▸ What to produce
Find and return each line containing "Prak".

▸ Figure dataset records
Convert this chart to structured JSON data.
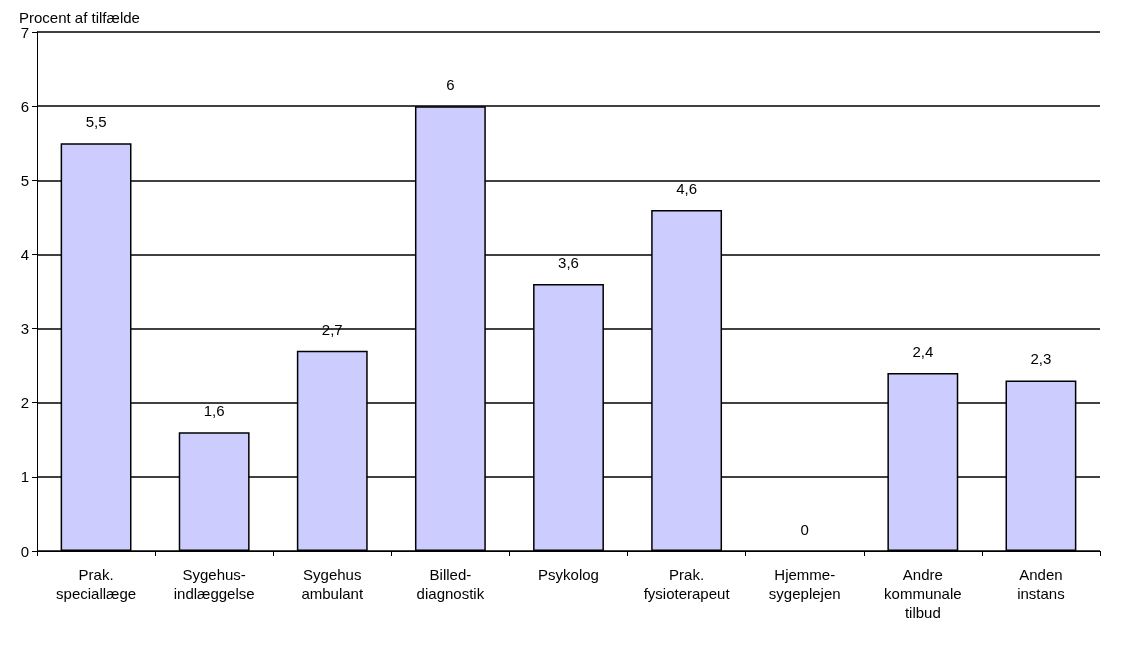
{
  "chart_data": {
    "type": "bar",
    "ylabel": "Procent af tilfælde",
    "categories": [
      "Prak.\nspeciallæge",
      "Sygehus-\nindlæggelse",
      "Sygehus\nambulant",
      "Billed-\ndiagnostik",
      "Psykolog",
      "Prak.\nfysioterapeut",
      "Hjemme-\nsygeplejen",
      "Andre\nkommunale\ntilbud",
      "Anden\ninstans"
    ],
    "values": [
      5.5,
      1.6,
      2.7,
      6,
      3.6,
      4.6,
      0,
      2.4,
      2.3
    ],
    "value_labels": [
      "5,5",
      "1,6",
      "2,7",
      "6",
      "3,6",
      "4,6",
      "0",
      "2,4",
      "2,3"
    ],
    "color": "#ccccff",
    "ylim": [
      0,
      7
    ],
    "yticks": [
      0,
      1,
      2,
      3,
      4,
      5,
      6,
      7
    ],
    "grid": "y"
  }
}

▸ Answer in full
      "Prak.\nspeciallæge",
      "Prak.\nfysioterapeut",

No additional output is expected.